- [What is expected]
Omit every picture while repeating the entries exactly.

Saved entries
═══
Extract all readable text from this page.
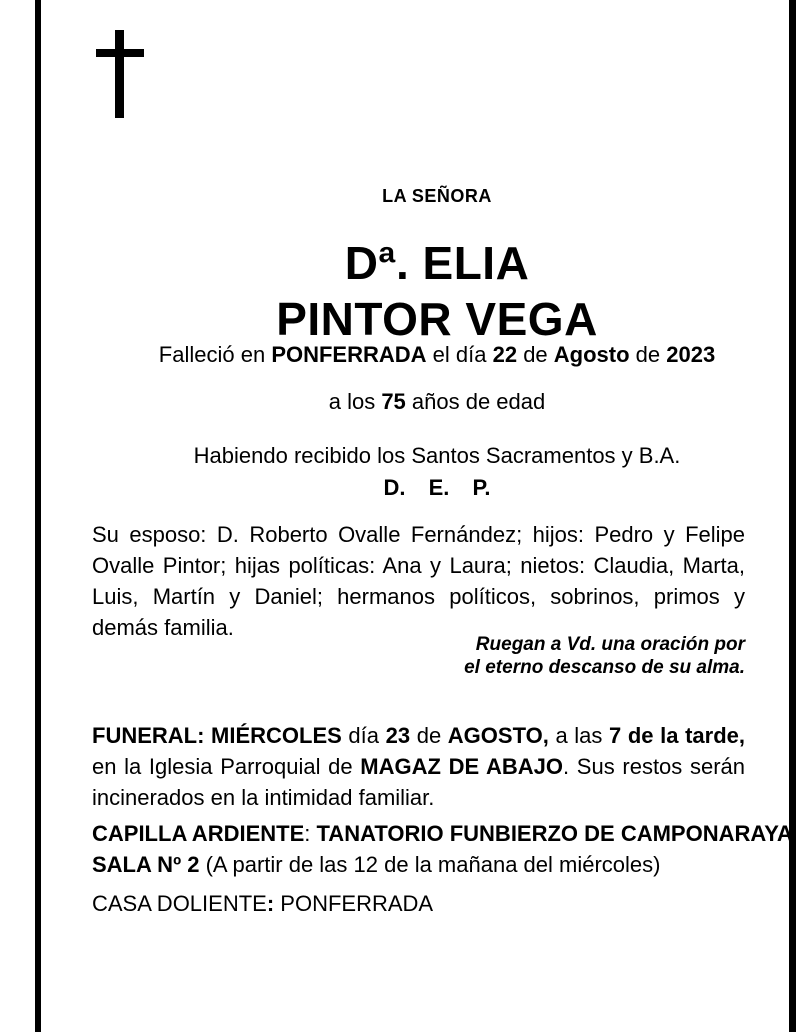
LA SEÑORA
Dª. ELIA
PINTOR VEGA
Falleció en PONFERRADA el día 22 de Agosto de 2023
a los 75 años de edad
Habiendo recibido los Santos Sacramentos y B.A.
D. E. P.
Su esposo: D. Roberto Ovalle Fernández; hijos: Pedro y Felipe Ovalle Pintor; hijas políticas: Ana y Laura; nietos: Claudia, Marta, Luis, Martín y Daniel; hermanos políticos, sobrinos, primos y demás familia.
Ruegan a Vd. una oración por
el eterno descanso de su alma.
FUNERAL: MIÉRCOLES día 23 de AGOSTO, a las 7 de la tarde, en la Iglesia Parroquial de MAGAZ DE ABAJO. Sus restos serán incinerados en la intimidad familiar.
CAPILLA ARDIENTE: TANATORIO FUNBIERZO DE CAMPONARAYA
SALA Nº 2 (A partir de las 12 de la mañana del miércoles)
CASA DOLIENTE: PONFERRADA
═══
- [Expected answer]
Extract all readable text from this page.
LA SEÑORA
Dª. ELIA
PINTOR VEGA
Falleció en PONFERRADA el día 22 de Agosto de 2023
a los 75 años de edad
Habiendo recibido los Santos Sacramentos y B.A.
D. E. P.
Su esposo: D. Roberto Ovalle Fernández; hijos: Pedro y Felipe Ovalle Pintor; hijas políticas: Ana y Laura; nietos: Claudia, Marta, Luis, Martín y Daniel; hermanos políticos, sobrinos, primos y demás familia.
Ruegan a Vd. una oración por
el eterno descanso de su alma.
FUNERAL: MIÉRCOLES día 23 de AGOSTO, a las 7 de la tarde, en la Iglesia Parroquial de MAGAZ DE ABAJO. Sus restos serán incinerados en la intimidad familiar.
CAPILLA ARDIENTE: TANATORIO FUNBIERZO DE CAMPONARAYA
SALA Nº 2 (A partir de las 12 de la mañana del miércoles)
CASA DOLIENTE: PONFERRADA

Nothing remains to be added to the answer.